• Record excerpts:

··········

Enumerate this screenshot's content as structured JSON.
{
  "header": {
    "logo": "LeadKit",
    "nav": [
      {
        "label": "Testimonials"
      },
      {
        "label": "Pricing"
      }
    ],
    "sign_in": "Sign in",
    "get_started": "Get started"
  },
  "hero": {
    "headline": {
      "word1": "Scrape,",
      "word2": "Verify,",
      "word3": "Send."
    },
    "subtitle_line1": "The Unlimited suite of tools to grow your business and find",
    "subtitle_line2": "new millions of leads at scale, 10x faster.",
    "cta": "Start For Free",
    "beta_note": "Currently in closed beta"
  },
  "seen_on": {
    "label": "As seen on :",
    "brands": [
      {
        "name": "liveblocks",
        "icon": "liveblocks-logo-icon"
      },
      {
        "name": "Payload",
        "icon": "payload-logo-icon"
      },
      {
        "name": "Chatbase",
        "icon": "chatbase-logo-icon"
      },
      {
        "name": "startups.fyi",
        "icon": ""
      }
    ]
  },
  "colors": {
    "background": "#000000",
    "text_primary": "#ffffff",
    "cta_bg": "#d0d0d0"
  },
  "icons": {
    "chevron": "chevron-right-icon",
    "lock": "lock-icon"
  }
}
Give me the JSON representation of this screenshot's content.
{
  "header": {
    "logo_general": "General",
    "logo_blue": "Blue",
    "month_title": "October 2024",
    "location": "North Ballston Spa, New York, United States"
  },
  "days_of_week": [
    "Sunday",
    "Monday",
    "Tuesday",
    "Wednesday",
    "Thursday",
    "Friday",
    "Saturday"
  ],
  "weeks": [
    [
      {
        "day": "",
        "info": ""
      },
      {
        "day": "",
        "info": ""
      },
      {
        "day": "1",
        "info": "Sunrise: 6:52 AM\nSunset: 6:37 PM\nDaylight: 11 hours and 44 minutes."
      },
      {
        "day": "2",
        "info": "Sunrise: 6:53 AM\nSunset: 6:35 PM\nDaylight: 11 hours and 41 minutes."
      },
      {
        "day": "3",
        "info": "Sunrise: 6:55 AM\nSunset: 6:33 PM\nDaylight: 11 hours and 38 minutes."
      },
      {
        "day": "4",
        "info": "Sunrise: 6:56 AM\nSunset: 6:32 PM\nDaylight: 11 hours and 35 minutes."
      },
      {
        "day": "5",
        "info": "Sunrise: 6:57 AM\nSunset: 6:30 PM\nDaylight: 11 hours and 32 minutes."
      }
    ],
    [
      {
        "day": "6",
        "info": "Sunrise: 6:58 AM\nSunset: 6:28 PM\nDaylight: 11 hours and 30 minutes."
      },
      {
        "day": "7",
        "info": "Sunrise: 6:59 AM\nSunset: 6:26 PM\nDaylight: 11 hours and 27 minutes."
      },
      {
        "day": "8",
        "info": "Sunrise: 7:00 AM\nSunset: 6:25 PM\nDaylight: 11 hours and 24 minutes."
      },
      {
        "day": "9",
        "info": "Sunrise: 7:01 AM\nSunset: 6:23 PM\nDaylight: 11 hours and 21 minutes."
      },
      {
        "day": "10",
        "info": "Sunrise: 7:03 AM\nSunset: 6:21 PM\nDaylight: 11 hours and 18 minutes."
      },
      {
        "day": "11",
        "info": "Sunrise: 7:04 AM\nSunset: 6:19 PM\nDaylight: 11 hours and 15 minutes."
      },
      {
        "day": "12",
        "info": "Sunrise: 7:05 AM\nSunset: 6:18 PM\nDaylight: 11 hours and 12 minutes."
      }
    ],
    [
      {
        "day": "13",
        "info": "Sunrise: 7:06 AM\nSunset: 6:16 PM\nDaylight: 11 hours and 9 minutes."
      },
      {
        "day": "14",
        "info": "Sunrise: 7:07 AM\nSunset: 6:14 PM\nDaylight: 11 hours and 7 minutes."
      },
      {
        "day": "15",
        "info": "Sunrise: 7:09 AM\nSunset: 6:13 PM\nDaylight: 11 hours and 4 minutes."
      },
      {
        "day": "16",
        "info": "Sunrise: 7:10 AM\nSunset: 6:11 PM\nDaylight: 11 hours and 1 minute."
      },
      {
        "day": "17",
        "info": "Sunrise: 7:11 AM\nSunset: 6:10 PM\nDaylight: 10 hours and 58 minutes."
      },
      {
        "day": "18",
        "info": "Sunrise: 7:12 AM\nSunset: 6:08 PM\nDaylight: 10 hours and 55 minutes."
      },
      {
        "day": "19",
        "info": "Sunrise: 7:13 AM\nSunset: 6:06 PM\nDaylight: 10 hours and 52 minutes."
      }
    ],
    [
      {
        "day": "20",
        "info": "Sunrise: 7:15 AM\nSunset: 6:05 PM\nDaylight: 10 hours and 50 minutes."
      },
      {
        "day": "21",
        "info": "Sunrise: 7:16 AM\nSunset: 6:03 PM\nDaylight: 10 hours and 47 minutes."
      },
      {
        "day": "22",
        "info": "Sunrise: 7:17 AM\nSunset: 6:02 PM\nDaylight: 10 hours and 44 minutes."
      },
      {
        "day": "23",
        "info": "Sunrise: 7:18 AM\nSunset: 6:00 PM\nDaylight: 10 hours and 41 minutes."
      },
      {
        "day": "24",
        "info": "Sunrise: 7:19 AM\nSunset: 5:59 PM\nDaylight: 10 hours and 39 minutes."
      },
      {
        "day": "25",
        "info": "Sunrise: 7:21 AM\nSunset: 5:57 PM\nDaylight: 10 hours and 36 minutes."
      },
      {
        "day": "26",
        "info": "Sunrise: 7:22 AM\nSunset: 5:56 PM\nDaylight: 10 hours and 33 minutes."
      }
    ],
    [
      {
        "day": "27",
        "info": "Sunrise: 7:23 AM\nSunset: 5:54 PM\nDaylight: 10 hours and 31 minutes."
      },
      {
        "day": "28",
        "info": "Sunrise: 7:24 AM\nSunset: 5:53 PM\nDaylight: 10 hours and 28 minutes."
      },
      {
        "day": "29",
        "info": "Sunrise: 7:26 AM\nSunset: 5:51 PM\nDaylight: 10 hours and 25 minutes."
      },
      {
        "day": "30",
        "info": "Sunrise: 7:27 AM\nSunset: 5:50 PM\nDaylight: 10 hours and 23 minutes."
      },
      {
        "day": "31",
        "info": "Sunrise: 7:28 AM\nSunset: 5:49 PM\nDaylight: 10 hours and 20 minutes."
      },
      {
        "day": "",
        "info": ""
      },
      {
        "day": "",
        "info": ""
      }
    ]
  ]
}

··········

• What is needed: Return every entry verbatim.

• Correct answer:
Enumerate this screenshot's content as structured JSON.
{
  "header": {
    "logo": "LeadKit",
    "nav": [
      {
        "label": "Testimonials"
      },
      {
        "label": "Pricing"
      }
    ],
    "sign_in": "Sign in",
    "get_started": "Get started"
  },
  "hero": {
    "headline": {
      "word1": "Scrape,",
      "word2": "Verify,",
      "word3": "Send."
    },
    "subtitle_line1": "The Unlimited suite of tools to grow your business and find",
    "subtitle_line2": "new millions of leads at scale, 10x faster.",
    "cta": "Start For Free",
    "beta_note": "Currently in closed beta"
  },
  "seen_on": {
    "label": "As seen on :",
    "brands": [
      {
        "name": "liveblocks",
        "icon": "liveblocks-logo-icon"
      },
      {
        "name": "Payload",
        "icon": "payload-logo-icon"
      },
      {
        "name": "Chatbase",
        "icon": "chatbase-logo-icon"
      },
      {
        "name": "startups.fyi",
        "icon": ""
      }
    ]
  },
  "colors": {
    "background": "#000000",
    "text_primary": "#ffffff",
    "cta_bg": "#d0d0d0"
  },
  "icons": {
    "chevron": "chevron-right-icon",
    "lock": "lock-icon"
  }
}
Give me the JSON representation of this screenshot's content.
{
  "header": {
    "logo_general": "General",
    "logo_blue": "Blue",
    "month_title": "October 2024",
    "location": "North Ballston Spa, New York, United States"
  },
  "days_of_week": [
    "Sunday",
    "Monday",
    "Tuesday",
    "Wednesday",
    "Thursday",
    "Friday",
    "Saturday"
  ],
  "weeks": [
    [
      {
        "day": "",
        "info": ""
      },
      {
        "day": "",
        "info": ""
      },
      {
        "day": "1",
        "info": "Sunrise: 6:52 AM\nSunset: 6:37 PM\nDaylight: 11 hours and 44 minutes."
      },
      {
        "day": "2",
        "info": "Sunrise: 6:53 AM\nSunset: 6:35 PM\nDaylight: 11 hours and 41 minutes."
      },
      {
        "day": "3",
        "info": "Sunrise: 6:55 AM\nSunset: 6:33 PM\nDaylight: 11 hours and 38 minutes."
      },
      {
        "day": "4",
        "info": "Sunrise: 6:56 AM\nSunset: 6:32 PM\nDaylight: 11 hours and 35 minutes."
      },
      {
        "day": "5",
        "info": "Sunrise: 6:57 AM\nSunset: 6:30 PM\nDaylight: 11 hours and 32 minutes."
      }
    ],
    [
      {
        "day": "6",
        "info": "Sunrise: 6:58 AM\nSunset: 6:28 PM\nDaylight: 11 hours and 30 minutes."
      },
      {
        "day": "7",
        "info": "Sunrise: 6:59 AM\nSunset: 6:26 PM\nDaylight: 11 hours and 27 minutes."
      },
      {
        "day": "8",
        "info": "Sunrise: 7:00 AM\nSunset: 6:25 PM\nDaylight: 11 hours and 24 minutes."
      },
      {
        "day": "9",
        "info": "Sunrise: 7:01 AM\nSunset: 6:23 PM\nDaylight: 11 hours and 21 minutes."
      },
      {
        "day": "10",
        "info": "Sunrise: 7:03 AM\nSunset: 6:21 PM\nDaylight: 11 hours and 18 minutes."
      },
      {
        "day": "11",
        "info": "Sunrise: 7:04 AM\nSunset: 6:19 PM\nDaylight: 11 hours and 15 minutes."
      },
      {
        "day": "12",
        "info": "Sunrise: 7:05 AM\nSunset: 6:18 PM\nDaylight: 11 hours and 12 minutes."
      }
    ],
    [
      {
        "day": "13",
        "info": "Sunrise: 7:06 AM\nSunset: 6:16 PM\nDaylight: 11 hours and 9 minutes."
      },
      {
        "day": "14",
        "info": "Sunrise: 7:07 AM\nSunset: 6:14 PM\nDaylight: 11 hours and 7 minutes."
      },
      {
        "day": "15",
        "info": "Sunrise: 7:09 AM\nSunset: 6:13 PM\nDaylight: 11 hours and 4 minutes."
      },
      {
        "day": "16",
        "info": "Sunrise: 7:10 AM\nSunset: 6:11 PM\nDaylight: 11 hours and 1 minute."
      },
      {
        "day": "17",
        "info": "Sunrise: 7:11 AM\nSunset: 6:10 PM\nDaylight: 10 hours and 58 minutes."
      },
      {
        "day": "18",
        "info": "Sunrise: 7:12 AM\nSunset: 6:08 PM\nDaylight: 10 hours and 55 minutes."
      },
      {
        "day": "19",
        "info": "Sunrise: 7:13 AM\nSunset: 6:06 PM\nDaylight: 10 hours and 52 minutes."
      }
    ],
    [
      {
        "day": "20",
        "info": "Sunrise: 7:15 AM\nSunset: 6:05 PM\nDaylight: 10 hours and 50 minutes."
      },
      {
        "day": "21",
        "info": "Sunrise: 7:16 AM\nSunset: 6:03 PM\nDaylight: 10 hours and 47 minutes."
      },
      {
        "day": "22",
        "info": "Sunrise: 7:17 AM\nSunset: 6:02 PM\nDaylight: 10 hours and 44 minutes."
      },
      {
        "day": "23",
        "info": "Sunrise: 7:18 AM\nSunset: 6:00 PM\nDaylight: 10 hours and 41 minutes."
      },
      {
        "day": "24",
        "info": "Sunrise: 7:19 AM\nSunset: 5:59 PM\nDaylight: 10 hours and 39 minutes."
      },
      {
        "day": "25",
        "info": "Sunrise: 7:21 AM\nSunset: 5:57 PM\nDaylight: 10 hours and 36 minutes."
      },
      {
        "day": "26",
        "info": "Sunrise: 7:22 AM\nSunset: 5:56 PM\nDaylight: 10 hours and 33 minutes."
      }
    ],
    [
      {
        "day": "27",
        "info": "Sunrise: 7:23 AM\nSunset: 5:54 PM\nDaylight: 10 hours and 31 minutes."
      },
      {
        "day": "28",
        "info": "Sunrise: 7:24 AM\nSunset: 5:53 PM\nDaylight: 10 hours and 28 minutes."
      },
      {
        "day": "29",
        "info": "Sunrise: 7:26 AM\nSunset: 5:51 PM\nDaylight: 10 hours and 25 minutes."
      },
      {
        "day": "30",
        "info": "Sunrise: 7:27 AM\nSunset: 5:50 PM\nDaylight: 10 hours and 23 minutes."
      },
      {
        "day": "31",
        "info": "Sunrise: 7:28 AM\nSunset: 5:49 PM\nDaylight: 10 hours and 20 minutes."
      },
      {
        "day": "",
        "info": ""
      },
      {
        "day": "",
        "info": ""
      }
    ]
  ]
}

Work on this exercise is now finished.